(Entries from a dataset)
-- Begin --

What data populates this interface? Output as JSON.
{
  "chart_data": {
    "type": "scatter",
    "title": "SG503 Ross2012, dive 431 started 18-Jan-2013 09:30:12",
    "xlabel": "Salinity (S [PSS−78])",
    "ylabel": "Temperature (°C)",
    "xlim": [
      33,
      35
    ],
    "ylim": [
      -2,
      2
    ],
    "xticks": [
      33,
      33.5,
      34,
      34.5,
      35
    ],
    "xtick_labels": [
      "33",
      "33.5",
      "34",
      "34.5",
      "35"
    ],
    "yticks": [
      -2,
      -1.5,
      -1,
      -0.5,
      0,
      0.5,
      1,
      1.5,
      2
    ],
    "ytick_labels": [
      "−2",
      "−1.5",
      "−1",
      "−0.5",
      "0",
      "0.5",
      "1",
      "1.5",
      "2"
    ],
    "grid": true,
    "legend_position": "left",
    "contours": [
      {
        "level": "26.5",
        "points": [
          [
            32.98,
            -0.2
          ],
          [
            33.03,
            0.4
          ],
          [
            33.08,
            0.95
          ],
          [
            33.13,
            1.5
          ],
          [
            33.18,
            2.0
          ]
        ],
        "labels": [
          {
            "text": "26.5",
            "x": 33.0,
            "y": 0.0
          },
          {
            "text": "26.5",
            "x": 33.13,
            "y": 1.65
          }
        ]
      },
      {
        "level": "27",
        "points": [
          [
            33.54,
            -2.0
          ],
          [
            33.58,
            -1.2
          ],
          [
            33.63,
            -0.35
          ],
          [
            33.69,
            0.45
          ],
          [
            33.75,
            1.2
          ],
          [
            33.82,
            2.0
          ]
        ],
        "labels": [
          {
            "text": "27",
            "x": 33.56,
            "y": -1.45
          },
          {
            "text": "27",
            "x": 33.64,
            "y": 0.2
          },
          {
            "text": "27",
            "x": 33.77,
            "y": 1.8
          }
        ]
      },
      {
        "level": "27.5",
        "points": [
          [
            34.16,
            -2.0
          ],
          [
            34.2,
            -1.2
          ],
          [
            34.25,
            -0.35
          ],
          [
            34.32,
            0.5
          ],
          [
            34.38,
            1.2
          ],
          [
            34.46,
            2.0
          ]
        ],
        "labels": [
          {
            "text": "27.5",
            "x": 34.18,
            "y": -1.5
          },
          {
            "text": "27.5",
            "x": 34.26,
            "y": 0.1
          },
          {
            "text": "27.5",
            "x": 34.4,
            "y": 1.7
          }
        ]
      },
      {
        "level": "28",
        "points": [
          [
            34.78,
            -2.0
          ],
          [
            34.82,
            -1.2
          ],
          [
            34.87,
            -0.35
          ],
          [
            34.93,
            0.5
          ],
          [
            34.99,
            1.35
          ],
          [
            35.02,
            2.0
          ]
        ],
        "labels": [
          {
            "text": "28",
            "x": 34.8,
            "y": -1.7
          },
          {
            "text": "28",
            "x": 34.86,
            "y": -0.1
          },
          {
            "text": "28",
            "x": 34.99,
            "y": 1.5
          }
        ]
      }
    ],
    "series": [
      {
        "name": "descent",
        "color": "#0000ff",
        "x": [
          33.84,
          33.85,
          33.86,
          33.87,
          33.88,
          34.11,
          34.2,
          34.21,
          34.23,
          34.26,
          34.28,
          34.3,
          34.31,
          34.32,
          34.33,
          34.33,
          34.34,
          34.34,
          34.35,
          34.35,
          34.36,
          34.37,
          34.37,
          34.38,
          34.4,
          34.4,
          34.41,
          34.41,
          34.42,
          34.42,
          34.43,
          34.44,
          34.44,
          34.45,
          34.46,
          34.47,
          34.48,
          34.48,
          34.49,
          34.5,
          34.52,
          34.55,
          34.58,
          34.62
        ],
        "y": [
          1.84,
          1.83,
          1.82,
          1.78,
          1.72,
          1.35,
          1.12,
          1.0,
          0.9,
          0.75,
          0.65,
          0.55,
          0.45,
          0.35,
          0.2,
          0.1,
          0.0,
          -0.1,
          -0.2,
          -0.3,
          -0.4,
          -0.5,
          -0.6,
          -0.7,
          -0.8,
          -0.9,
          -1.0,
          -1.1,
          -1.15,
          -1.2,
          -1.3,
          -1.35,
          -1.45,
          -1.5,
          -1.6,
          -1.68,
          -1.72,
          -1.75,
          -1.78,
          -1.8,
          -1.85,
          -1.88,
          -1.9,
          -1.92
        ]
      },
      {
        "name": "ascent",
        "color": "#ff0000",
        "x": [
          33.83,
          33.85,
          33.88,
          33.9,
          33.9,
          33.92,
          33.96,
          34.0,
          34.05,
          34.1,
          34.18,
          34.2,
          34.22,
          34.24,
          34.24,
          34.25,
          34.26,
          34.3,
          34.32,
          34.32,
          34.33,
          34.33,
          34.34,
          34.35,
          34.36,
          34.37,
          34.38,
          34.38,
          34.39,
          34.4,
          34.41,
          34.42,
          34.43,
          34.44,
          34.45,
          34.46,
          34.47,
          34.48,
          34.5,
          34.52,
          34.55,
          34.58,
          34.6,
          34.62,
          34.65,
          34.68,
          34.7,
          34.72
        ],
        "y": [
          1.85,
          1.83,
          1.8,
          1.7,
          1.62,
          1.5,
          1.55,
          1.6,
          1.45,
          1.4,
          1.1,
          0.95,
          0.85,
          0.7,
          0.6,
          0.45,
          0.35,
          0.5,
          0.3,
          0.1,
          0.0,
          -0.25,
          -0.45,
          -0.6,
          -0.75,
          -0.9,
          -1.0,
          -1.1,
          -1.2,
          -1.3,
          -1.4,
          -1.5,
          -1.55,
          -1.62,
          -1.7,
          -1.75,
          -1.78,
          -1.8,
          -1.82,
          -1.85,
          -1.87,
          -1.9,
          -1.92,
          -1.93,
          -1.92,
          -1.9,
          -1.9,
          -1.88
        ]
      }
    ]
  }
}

-- End --

Restate all of the entries above precisely.

ANSWER TO THIS TASK>
What data populates this interface? Output as JSON.
{
  "chart_data": {
    "type": "scatter",
    "title": "SG503 Ross2012, dive 431 started 18-Jan-2013 09:30:12",
    "xlabel": "Salinity (S [PSS−78])",
    "ylabel": "Temperature (°C)",
    "xlim": [
      33,
      35
    ],
    "ylim": [
      -2,
      2
    ],
    "xticks": [
      33,
      33.5,
      34,
      34.5,
      35
    ],
    "xtick_labels": [
      "33",
      "33.5",
      "34",
      "34.5",
      "35"
    ],
    "yticks": [
      -2,
      -1.5,
      -1,
      -0.5,
      0,
      0.5,
      1,
      1.5,
      2
    ],
    "ytick_labels": [
      "−2",
      "−1.5",
      "−1",
      "−0.5",
      "0",
      "0.5",
      "1",
      "1.5",
      "2"
    ],
    "grid": true,
    "legend_position": "left",
    "contours": [
      {
        "level": "26.5",
        "points": [
          [
            32.98,
            -0.2
          ],
          [
            33.03,
            0.4
          ],
          [
            33.08,
            0.95
          ],
          [
            33.13,
            1.5
          ],
          [
            33.18,
            2.0
          ]
        ],
        "labels": [
          {
            "text": "26.5",
            "x": 33.0,
            "y": 0.0
          },
          {
            "text": "26.5",
            "x": 33.13,
            "y": 1.65
          }
        ]
      },
      {
        "level": "27",
        "points": [
          [
            33.54,
            -2.0
          ],
          [
            33.58,
            -1.2
          ],
          [
            33.63,
            -0.35
          ],
          [
            33.69,
            0.45
          ],
          [
            33.75,
            1.2
          ],
          [
            33.82,
            2.0
          ]
        ],
        "labels": [
          {
            "text": "27",
            "x": 33.56,
            "y": -1.45
          },
          {
            "text": "27",
            "x": 33.64,
            "y": 0.2
          },
          {
            "text": "27",
            "x": 33.77,
            "y": 1.8
          }
        ]
      },
      {
        "level": "27.5",
        "points": [
          [
            34.16,
            -2.0
          ],
          [
            34.2,
            -1.2
          ],
          [
            34.25,
            -0.35
          ],
          [
            34.32,
            0.5
          ],
          [
            34.38,
            1.2
          ],
          [
            34.46,
            2.0
          ]
        ],
        "labels": [
          {
            "text": "27.5",
            "x": 34.18,
            "y": -1.5
          },
          {
            "text": "27.5",
            "x": 34.26,
            "y": 0.1
          },
          {
            "text": "27.5",
            "x": 34.4,
            "y": 1.7
          }
        ]
      },
      {
        "level": "28",
        "points": [
          [
            34.78,
            -2.0
          ],
          [
            34.82,
            -1.2
          ],
          [
            34.87,
            -0.35
          ],
          [
            34.93,
            0.5
          ],
          [
            34.99,
            1.35
          ],
          [
            35.02,
            2.0
          ]
        ],
        "labels": [
          {
            "text": "28",
            "x": 34.8,
            "y": -1.7
          },
          {
            "text": "28",
            "x": 34.86,
            "y": -0.1
          },
          {
            "text": "28",
            "x": 34.99,
            "y": 1.5
          }
        ]
      }
    ],
    "series": [
      {
        "name": "descent",
        "color": "#0000ff",
        "x": [
          33.84,
          33.85,
          33.86,
          33.87,
          33.88,
          34.11,
          34.2,
          34.21,
          34.23,
          34.26,
          34.28,
          34.3,
          34.31,
          34.32,
          34.33,
          34.33,
          34.34,
          34.34,
          34.35,
          34.35,
          34.36,
          34.37,
          34.37,
          34.38,
          34.4,
          34.4,
          34.41,
          34.41,
          34.42,
          34.42,
          34.43,
          34.44,
          34.44,
          34.45,
          34.46,
          34.47,
          34.48,
          34.48,
          34.49,
          34.5,
          34.52,
          34.55,
          34.58,
          34.62
        ],
        "y": [
          1.84,
          1.83,
          1.82,
          1.78,
          1.72,
          1.35,
          1.12,
          1.0,
          0.9,
          0.75,
          0.65,
          0.55,
          0.45,
          0.35,
          0.2,
          0.1,
          0.0,
          -0.1,
          -0.2,
          -0.3,
          -0.4,
          -0.5,
          -0.6,
          -0.7,
          -0.8,
          -0.9,
          -1.0,
          -1.1,
          -1.15,
          -1.2,
          -1.3,
          -1.35,
          -1.45,
          -1.5,
          -1.6,
          -1.68,
          -1.72,
          -1.75,
          -1.78,
          -1.8,
          -1.85,
          -1.88,
          -1.9,
          -1.92
        ]
      },
      {
        "name": "ascent",
        "color": "#ff0000",
        "x": [
          33.83,
          33.85,
          33.88,
          33.9,
          33.9,
          33.92,
          33.96,
          34.0,
          34.05,
          34.1,
          34.18,
          34.2,
          34.22,
          34.24,
          34.24,
          34.25,
          34.26,
          34.3,
          34.32,
          34.32,
          34.33,
          34.33,
          34.34,
          34.35,
          34.36,
          34.37,
          34.38,
          34.38,
          34.39,
          34.4,
          34.41,
          34.42,
          34.43,
          34.44,
          34.45,
          34.46,
          34.47,
          34.48,
          34.5,
          34.52,
          34.55,
          34.58,
          34.6,
          34.62,
          34.65,
          34.68,
          34.7,
          34.72
        ],
        "y": [
          1.85,
          1.83,
          1.8,
          1.7,
          1.62,
          1.5,
          1.55,
          1.6,
          1.45,
          1.4,
          1.1,
          0.95,
          0.85,
          0.7,
          0.6,
          0.45,
          0.35,
          0.5,
          0.3,
          0.1,
          0.0,
          -0.25,
          -0.45,
          -0.6,
          -0.75,
          -0.9,
          -1.0,
          -1.1,
          -1.2,
          -1.3,
          -1.4,
          -1.5,
          -1.55,
          -1.62,
          -1.7,
          -1.75,
          -1.78,
          -1.8,
          -1.82,
          -1.85,
          -1.87,
          -1.9,
          -1.92,
          -1.93,
          -1.92,
          -1.9,
          -1.9,
          -1.88
        ]
      }
    ]
  }
}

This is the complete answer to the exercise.